### Task objective
Copy the lines holding the word "pattern", all of them.
## Start Records provided
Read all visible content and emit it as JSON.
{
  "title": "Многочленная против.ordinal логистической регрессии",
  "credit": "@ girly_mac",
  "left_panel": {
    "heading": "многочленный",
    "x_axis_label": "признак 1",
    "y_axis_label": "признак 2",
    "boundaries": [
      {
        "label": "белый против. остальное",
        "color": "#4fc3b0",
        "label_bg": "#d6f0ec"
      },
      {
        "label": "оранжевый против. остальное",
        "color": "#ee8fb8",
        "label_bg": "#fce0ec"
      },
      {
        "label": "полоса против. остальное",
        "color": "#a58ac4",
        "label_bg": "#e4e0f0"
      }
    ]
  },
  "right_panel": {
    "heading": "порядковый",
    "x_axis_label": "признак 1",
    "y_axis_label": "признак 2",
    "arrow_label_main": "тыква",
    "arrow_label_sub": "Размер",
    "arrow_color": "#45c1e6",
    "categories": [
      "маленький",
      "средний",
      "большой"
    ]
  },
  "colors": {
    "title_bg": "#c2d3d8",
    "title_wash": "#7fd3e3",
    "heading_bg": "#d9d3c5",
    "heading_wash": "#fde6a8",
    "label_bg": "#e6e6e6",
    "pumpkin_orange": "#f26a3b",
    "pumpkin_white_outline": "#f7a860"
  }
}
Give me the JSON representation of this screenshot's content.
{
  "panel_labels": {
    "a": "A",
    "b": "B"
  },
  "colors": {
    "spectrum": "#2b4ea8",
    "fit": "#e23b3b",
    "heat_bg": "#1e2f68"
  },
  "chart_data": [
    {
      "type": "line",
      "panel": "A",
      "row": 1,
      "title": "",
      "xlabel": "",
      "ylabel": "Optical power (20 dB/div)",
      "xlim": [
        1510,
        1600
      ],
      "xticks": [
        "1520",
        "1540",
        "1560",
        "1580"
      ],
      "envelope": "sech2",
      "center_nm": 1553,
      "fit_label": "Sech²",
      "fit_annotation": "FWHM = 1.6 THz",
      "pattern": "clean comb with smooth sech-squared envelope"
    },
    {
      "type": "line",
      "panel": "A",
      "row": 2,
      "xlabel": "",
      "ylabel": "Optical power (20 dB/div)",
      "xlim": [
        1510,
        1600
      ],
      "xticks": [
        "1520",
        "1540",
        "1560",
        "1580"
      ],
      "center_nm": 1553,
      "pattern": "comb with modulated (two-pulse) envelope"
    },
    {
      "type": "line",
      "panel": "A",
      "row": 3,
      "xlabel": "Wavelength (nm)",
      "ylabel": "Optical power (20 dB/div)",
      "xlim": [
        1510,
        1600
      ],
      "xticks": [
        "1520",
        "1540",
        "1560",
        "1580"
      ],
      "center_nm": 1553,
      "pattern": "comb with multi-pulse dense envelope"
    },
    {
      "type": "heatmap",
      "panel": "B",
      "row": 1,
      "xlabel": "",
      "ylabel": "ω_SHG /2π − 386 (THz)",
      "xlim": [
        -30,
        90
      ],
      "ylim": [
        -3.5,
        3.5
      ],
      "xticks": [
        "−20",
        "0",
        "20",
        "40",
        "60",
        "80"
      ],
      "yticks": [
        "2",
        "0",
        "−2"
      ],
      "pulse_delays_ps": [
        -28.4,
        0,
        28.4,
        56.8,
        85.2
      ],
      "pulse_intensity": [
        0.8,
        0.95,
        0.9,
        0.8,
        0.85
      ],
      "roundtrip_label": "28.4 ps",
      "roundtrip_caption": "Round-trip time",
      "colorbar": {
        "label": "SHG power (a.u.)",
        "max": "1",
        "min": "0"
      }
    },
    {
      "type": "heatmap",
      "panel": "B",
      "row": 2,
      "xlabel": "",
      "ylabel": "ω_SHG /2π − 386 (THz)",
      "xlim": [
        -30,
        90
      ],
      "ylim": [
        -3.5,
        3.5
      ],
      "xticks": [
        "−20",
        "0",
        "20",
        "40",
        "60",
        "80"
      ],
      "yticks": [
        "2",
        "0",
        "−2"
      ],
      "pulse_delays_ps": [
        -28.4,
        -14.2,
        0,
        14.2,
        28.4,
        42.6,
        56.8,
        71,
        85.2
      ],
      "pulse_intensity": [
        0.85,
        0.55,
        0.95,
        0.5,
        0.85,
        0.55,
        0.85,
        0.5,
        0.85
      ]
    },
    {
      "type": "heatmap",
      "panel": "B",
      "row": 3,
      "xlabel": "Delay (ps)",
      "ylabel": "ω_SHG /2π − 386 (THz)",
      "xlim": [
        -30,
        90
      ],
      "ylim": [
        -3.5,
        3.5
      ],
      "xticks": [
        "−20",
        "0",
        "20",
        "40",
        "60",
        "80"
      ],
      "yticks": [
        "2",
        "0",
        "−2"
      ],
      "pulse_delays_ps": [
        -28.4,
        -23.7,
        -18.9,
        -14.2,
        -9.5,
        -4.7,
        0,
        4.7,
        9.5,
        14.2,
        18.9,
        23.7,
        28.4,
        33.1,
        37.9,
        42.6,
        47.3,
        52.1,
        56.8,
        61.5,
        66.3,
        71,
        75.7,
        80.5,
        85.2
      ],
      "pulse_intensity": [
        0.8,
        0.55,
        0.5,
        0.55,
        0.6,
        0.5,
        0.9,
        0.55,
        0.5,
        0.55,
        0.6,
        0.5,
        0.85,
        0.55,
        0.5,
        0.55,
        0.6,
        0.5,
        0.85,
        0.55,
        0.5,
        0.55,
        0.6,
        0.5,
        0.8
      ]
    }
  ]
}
## End Records provided
### Right answer
      "pattern": "clean comb with smooth sech-squared envelope"
      "pattern": "comb with modulated (two-pulse) envelope"
      "pattern": "comb with multi-pulse dense envelope"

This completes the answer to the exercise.